Lines of data:
---

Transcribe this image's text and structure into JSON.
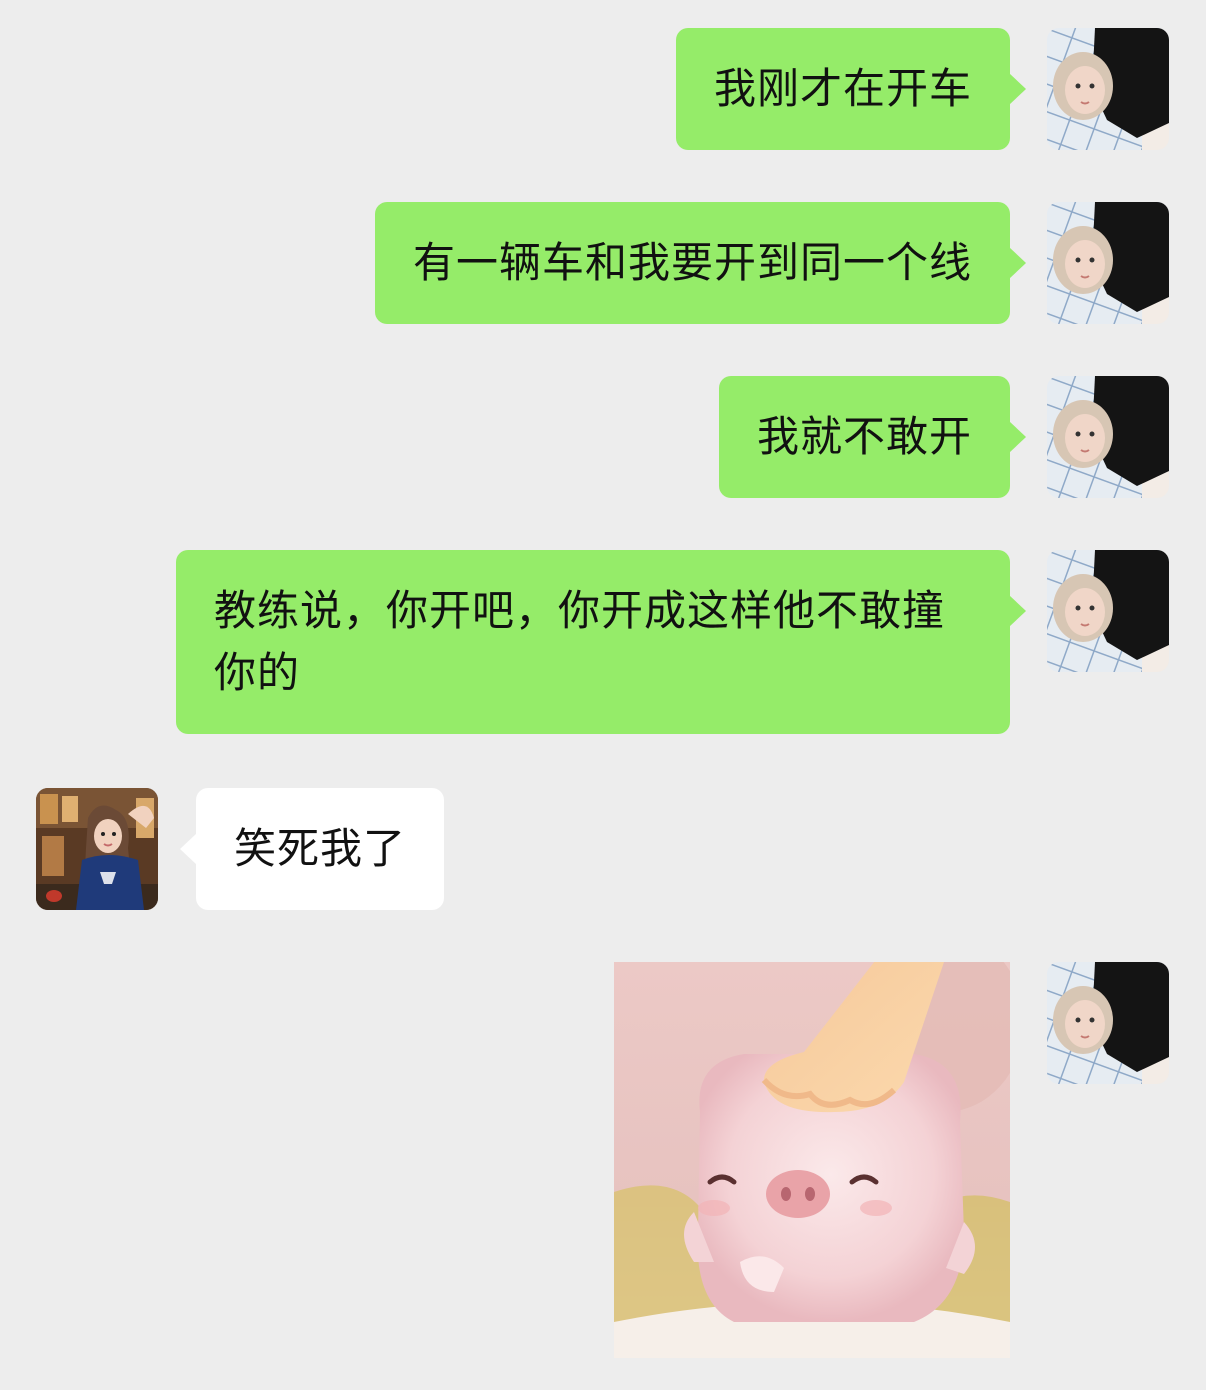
{
  "chat": {
    "messages": [
      {
        "side": "sent",
        "text": "我刚才在开车"
      },
      {
        "side": "sent",
        "text": "有一辆车和我要开到同一个线"
      },
      {
        "side": "sent",
        "text": "我就不敢开"
      },
      {
        "side": "sent",
        "text": "教练说，你开吧，你开成这样他不敢撞你的"
      },
      {
        "side": "received",
        "text": "笑死我了"
      },
      {
        "side": "sent",
        "type": "sticker",
        "sticker": "pig-being-patted-sticker"
      }
    ]
  },
  "colors": {
    "background": "#ededed",
    "sent_bubble": "#95ec69",
    "received_bubble": "#ffffff",
    "text": "#111111"
  },
  "icons": {
    "self_avatar": "avatar-girl-with-black-cat",
    "contact_avatar": "avatar-woman-in-blue-tshirt"
  }
}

---

What is being asked
Quote every line of the records above exactly; no picture is to be copied.

Worked solution
Transcribe this image's text and structure into JSON.
{
  "chat": {
    "messages": [
      {
        "side": "sent",
        "text": "我刚才在开车"
      },
      {
        "side": "sent",
        "text": "有一辆车和我要开到同一个线"
      },
      {
        "side": "sent",
        "text": "我就不敢开"
      },
      {
        "side": "sent",
        "text": "教练说，你开吧，你开成这样他不敢撞你的"
      },
      {
        "side": "received",
        "text": "笑死我了"
      },
      {
        "side": "sent",
        "type": "sticker",
        "sticker": "pig-being-patted-sticker"
      }
    ]
  },
  "colors": {
    "background": "#ededed",
    "sent_bubble": "#95ec69",
    "received_bubble": "#ffffff",
    "text": "#111111"
  },
  "icons": {
    "self_avatar": "avatar-girl-with-black-cat",
    "contact_avatar": "avatar-woman-in-blue-tshirt"
  }
}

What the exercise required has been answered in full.